— Begin —
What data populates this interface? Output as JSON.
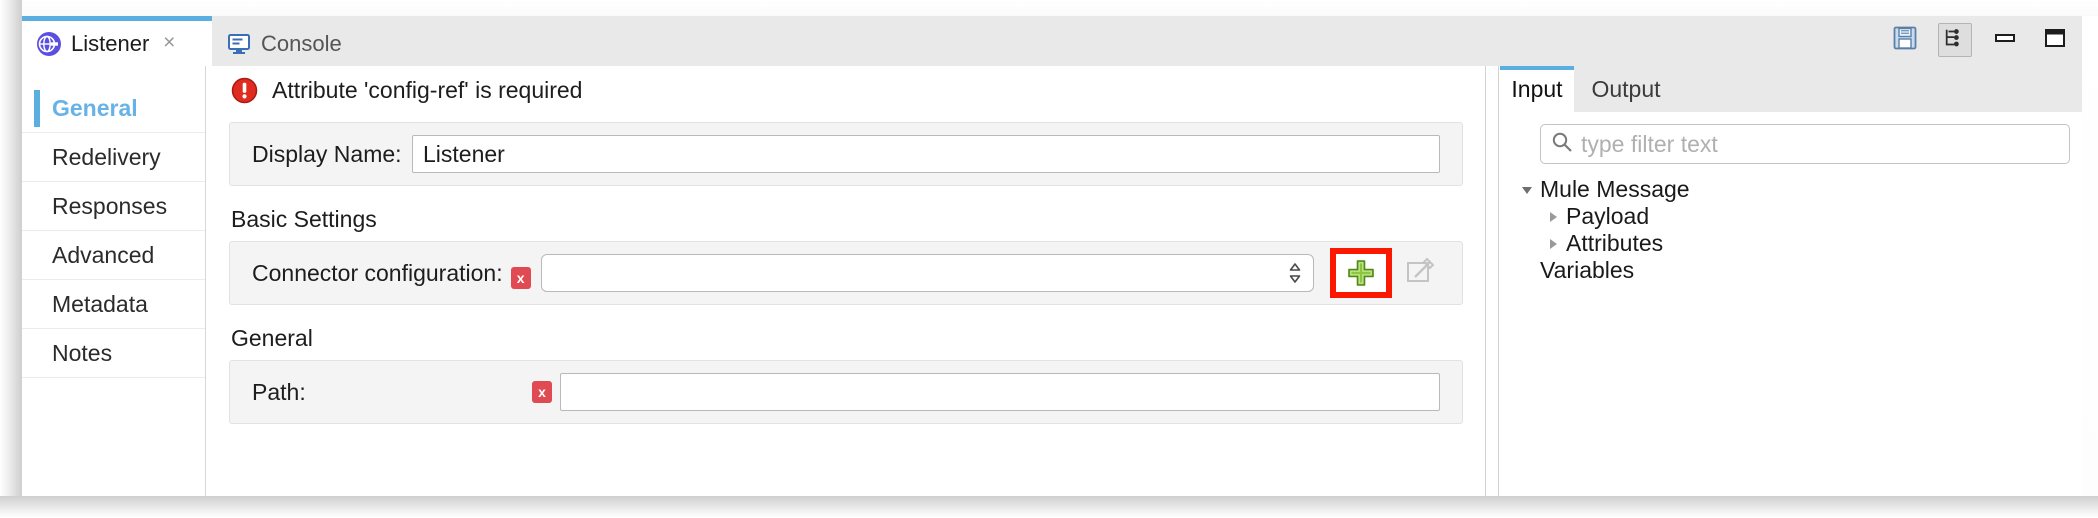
{
  "window": {
    "tabs": [
      {
        "id": "listener",
        "label": "Listener",
        "icon": "http-listener-icon",
        "active": true,
        "closable": true,
        "close_glyph": "×"
      },
      {
        "id": "console",
        "label": "Console",
        "icon": "console-monitor-icon",
        "active": false,
        "closable": false
      }
    ],
    "toolbar": [
      {
        "id": "save",
        "icon": "save-floppy-icon",
        "pressed": false
      },
      {
        "id": "link-tree",
        "icon": "tree-hierarchy-icon",
        "pressed": true
      },
      {
        "id": "minimize",
        "icon": "minimize-icon",
        "pressed": false
      },
      {
        "id": "maximize",
        "icon": "maximize-icon",
        "pressed": false
      }
    ]
  },
  "sidebar": {
    "items": [
      {
        "label": "General",
        "active": true
      },
      {
        "label": "Redelivery",
        "active": false
      },
      {
        "label": "Responses",
        "active": false
      },
      {
        "label": "Advanced",
        "active": false
      },
      {
        "label": "Metadata",
        "active": false
      },
      {
        "label": "Notes",
        "active": false
      }
    ]
  },
  "form": {
    "error": {
      "icon": "error-circle-icon",
      "message": "Attribute 'config-ref' is required"
    },
    "display_name": {
      "label": "Display Name:",
      "value": "Listener",
      "placeholder": ""
    },
    "basic_settings": {
      "heading": "Basic Settings",
      "connector_configuration": {
        "label": "Connector configuration:",
        "value": "",
        "placeholder": "",
        "error_badge": "x",
        "add_button_icon": "plus-icon",
        "edit_button_icon": "edit-pencil-icon",
        "dropdown_icon": "stepper-arrows-icon",
        "highlight_color": "#fb1800"
      }
    },
    "general": {
      "heading": "General",
      "path": {
        "label": "Path:",
        "value": "",
        "placeholder": "",
        "error_badge": "x"
      }
    }
  },
  "io_panel": {
    "tabs": [
      {
        "label": "Input",
        "active": true
      },
      {
        "label": "Output",
        "active": false
      }
    ],
    "filter": {
      "icon": "search-icon",
      "value": "",
      "placeholder": "type filter text"
    },
    "tree": [
      {
        "label": "Mule Message",
        "level": 1,
        "twisty": "expanded"
      },
      {
        "label": "Payload",
        "level": 2,
        "twisty": "collapsed"
      },
      {
        "label": "Attributes",
        "level": 2,
        "twisty": "collapsed"
      },
      {
        "label": "Variables",
        "level": 1,
        "twisty": "none"
      }
    ]
  },
  "colors": {
    "accent": "#5aaee0",
    "error": "#e04a52",
    "highlight": "#fb1800",
    "plus_green": "#8cc63f"
  }
}
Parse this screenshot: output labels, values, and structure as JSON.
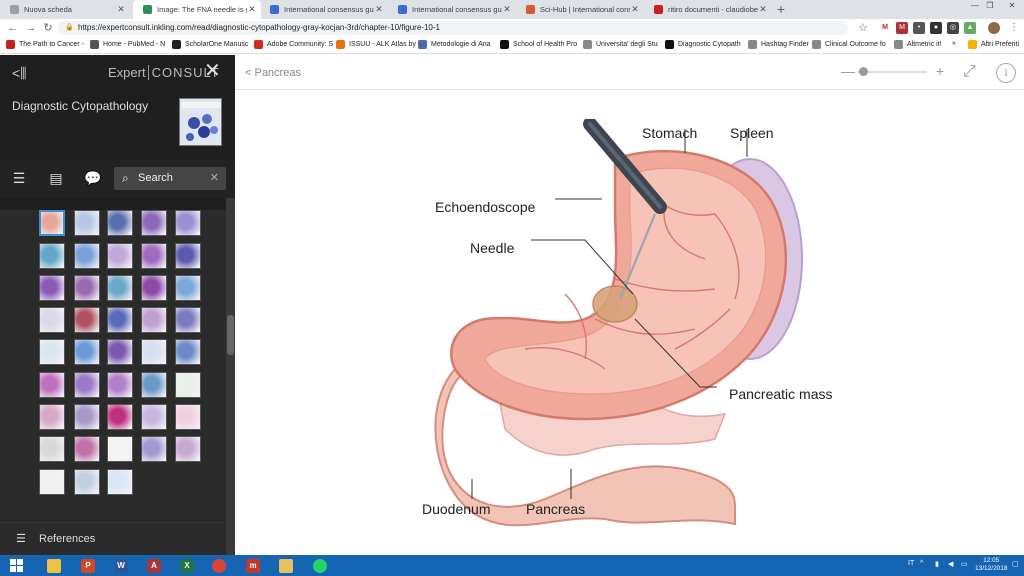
{
  "browser": {
    "tabs": [
      {
        "title": "Nuova scheda",
        "active": false,
        "color": "#9aa0a6"
      },
      {
        "title": "Image: The FNA needle is guide",
        "active": true,
        "color": "#2f8f5a"
      },
      {
        "title": "International consensus guideli",
        "active": false,
        "color": "#3d6ad6"
      },
      {
        "title": "International consensus guideli",
        "active": false,
        "color": "#3d6ad6"
      },
      {
        "title": "Sci-Hub | International consens",
        "active": false,
        "color": "#d35a32"
      },
      {
        "title": "ritiro documenti - claudiobellevi",
        "active": false,
        "color": "#c5221f"
      }
    ],
    "url": "https://expertconsult.inkling.com/read/diagnostic-cytopathology-gray-kocjan-3rd/chapter-10/figure-10-1",
    "bookmarks": [
      {
        "label": "The Path to Cancer -",
        "color": "#c5221f"
      },
      {
        "label": "Home - PubMed - N",
        "color": "#555555"
      },
      {
        "label": "ScholarOne Manusc",
        "color": "#222222"
      },
      {
        "label": "Adobe Community: S",
        "color": "#d4291c"
      },
      {
        "label": "ISSUU - ALK Atlas by",
        "color": "#e8710a"
      },
      {
        "label": "Metodologie di Ana",
        "color": "#4a6ea8"
      },
      {
        "label": "School of Health Pro",
        "color": "#111111"
      },
      {
        "label": "Universita' degli Stu",
        "color": "#888888"
      },
      {
        "label": "Diagnostic Cytopath",
        "color": "#111111"
      },
      {
        "label": "Hashtag Finder",
        "color": "#888888"
      },
      {
        "label": "Clinical Outcome fo",
        "color": "#888888"
      },
      {
        "label": "Altmetric it!",
        "color": "#888888"
      },
      {
        "label": "Altri Preferiti",
        "color": "#f4b400"
      }
    ]
  },
  "sidebar": {
    "brand_expert": "Expert",
    "brand_consult": "CONSULT",
    "book_title": "Diagnostic Cytopathology",
    "search_placeholder": "Search",
    "references_label": "References",
    "thumb_colors": [
      "#e8a59a",
      "#b9c7e6",
      "#5a6fb0",
      "#8a6ab8",
      "#9a8fd0",
      "#5fa8c8",
      "#7aa0d8",
      "#c0a8d8",
      "#a06ac0",
      "#5a5ab0",
      "#8a5ab8",
      "#9a6ab0",
      "#6aa8c8",
      "#8a4aa8",
      "#7aa8d8",
      "#d8d8e8",
      "#b05060",
      "#5a6ab8",
      "#c0a0d0",
      "#7a7ac0",
      "#dce6f0",
      "#6a9ad8",
      "#7a5ab0",
      "#d8e0f0",
      "#6a8ac8",
      "#c070c0",
      "#9a7ac8",
      "#b080c8",
      "#6a9ac8",
      "#e8f0e8",
      "#d8a8c8",
      "#a898c8",
      "#c03080",
      "#c8b8e0",
      "#f0d0e0",
      "#d8d8d8",
      "#c070a8",
      "#f4f4f4",
      "#a098d0",
      "#c8a8d0",
      "#f0f0f0",
      "#c0d0e0",
      "#d8e8f4"
    ]
  },
  "viewer": {
    "breadcrumb": "< Pancreas",
    "figure_labels": {
      "stomach": "Stomach",
      "spleen": "Spleen",
      "echoendoscope": "Echoendoscope",
      "needle": "Needle",
      "pancreatic_mass": "Pancreatic mass",
      "duodenum": "Duodenum",
      "pancreas": "Pancreas"
    }
  },
  "taskbar": {
    "apps": [
      {
        "name": "file-explorer",
        "glyph": "",
        "color": "#f0c040"
      },
      {
        "name": "powerpoint",
        "glyph": "P",
        "color": "#d24726"
      },
      {
        "name": "word",
        "glyph": "W",
        "color": "#2b579a"
      },
      {
        "name": "access",
        "glyph": "A",
        "color": "#a4373a"
      },
      {
        "name": "excel",
        "glyph": "X",
        "color": "#217346"
      },
      {
        "name": "chrome",
        "glyph": "",
        "color": "#db4437"
      },
      {
        "name": "app-red",
        "glyph": "m",
        "color": "#c0392b"
      },
      {
        "name": "app-user",
        "glyph": "",
        "color": "#e8c060"
      },
      {
        "name": "whatsapp",
        "glyph": "",
        "color": "#25d366"
      }
    ],
    "language": "IT",
    "time": "12:05",
    "date": "13/12/2018"
  }
}
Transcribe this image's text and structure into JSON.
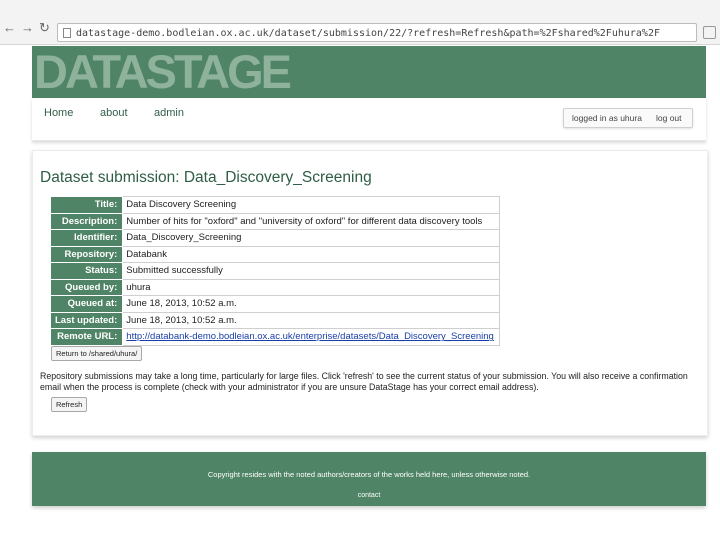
{
  "browser": {
    "back_glyph": "←",
    "forward_glyph": "→",
    "reload_glyph": "↻",
    "url": "datastage-demo.bodleian.ox.ac.uk/dataset/submission/22/?refresh=Refresh&path=%2Fshared%2Fuhura%2F"
  },
  "header": {
    "logo_text": "DATASTAGE",
    "brand_color": "#4f8466"
  },
  "menu": {
    "items": [
      {
        "label": "Home"
      },
      {
        "label": "about"
      },
      {
        "label": "admin"
      }
    ],
    "logged_in_text": "logged in as uhura",
    "logout_label": "log out"
  },
  "main": {
    "title": "Dataset submission: Data_Discovery_Screening",
    "rows": [
      {
        "label": "Title:",
        "value": "Data Discovery Screening"
      },
      {
        "label": "Description:",
        "value": "Number of hits for \"oxford\" and \"university of oxford\" for different data discovery tools"
      },
      {
        "label": "Identifier:",
        "value": "Data_Discovery_Screening"
      },
      {
        "label": "Repository:",
        "value": "Databank"
      },
      {
        "label": "Status:",
        "value": "Submitted successfully"
      },
      {
        "label": "Queued by:",
        "value": "uhura"
      },
      {
        "label": "Queued at:",
        "value": "June 18, 2013, 10:52 a.m."
      },
      {
        "label": "Last updated:",
        "value": "June 18, 2013, 10:52 a.m."
      },
      {
        "label": "Remote URL:",
        "value": "http://databank-demo.bodleian.ox.ac.uk/enterprise/datasets/Data_Discovery_Screening"
      }
    ],
    "return_button": "Return to /shared/uhura/",
    "note": "Repository submissions may take a long time, particularly for large files. Click 'refresh' to see the current status of your submission. You will also receive a confirmation email when the process is complete (check with your administrator if you are unsure DataStage has your correct email address).",
    "refresh_button": "Refresh"
  },
  "footer": {
    "copyright": "Copyright resides with the noted authors/creators of the works held here, unless otherwise noted.",
    "contact": "contact"
  }
}
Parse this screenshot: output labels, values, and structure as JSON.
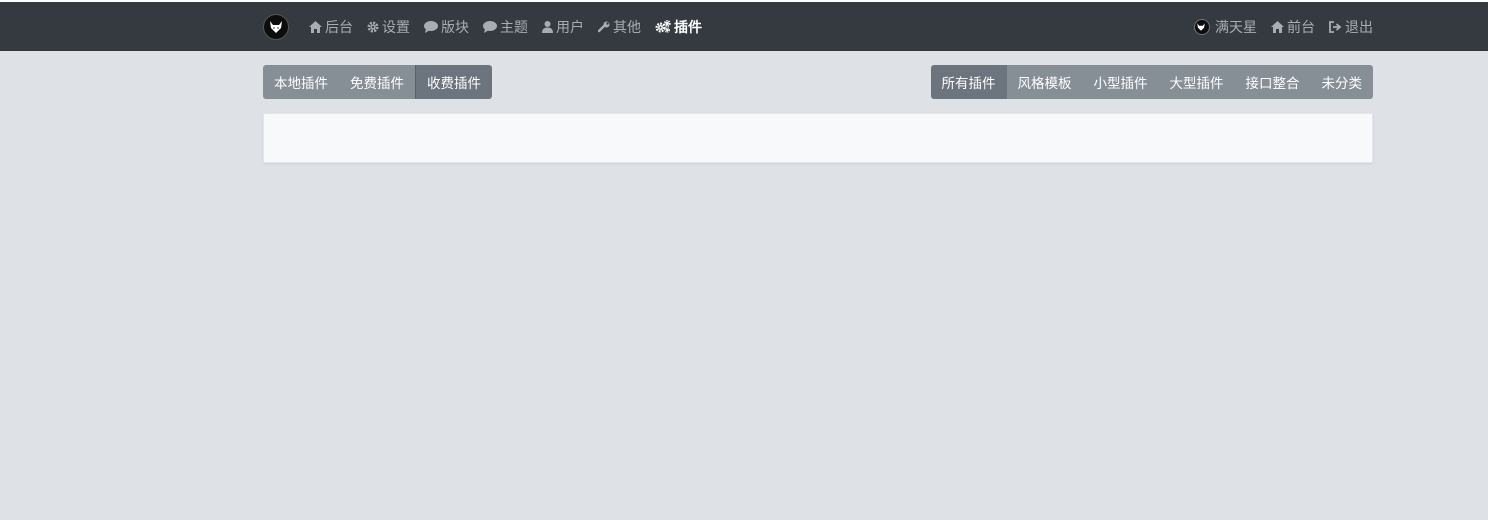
— End —
PROBLEM DETAILS: Among the lines of the data, identify those with the word "demo". Copy each of them.

RESPONSE:
    "url": "datastage-demo.bodleian.ox.ac.uk/dataset/submission/22/?refresh=Refresh&path=%2Fshared%2Fuhura%2F"
        "value": "http://databank-demo.bodleian.ox.ac.uk/enterprise/datasets/Data_Discovery_Screening"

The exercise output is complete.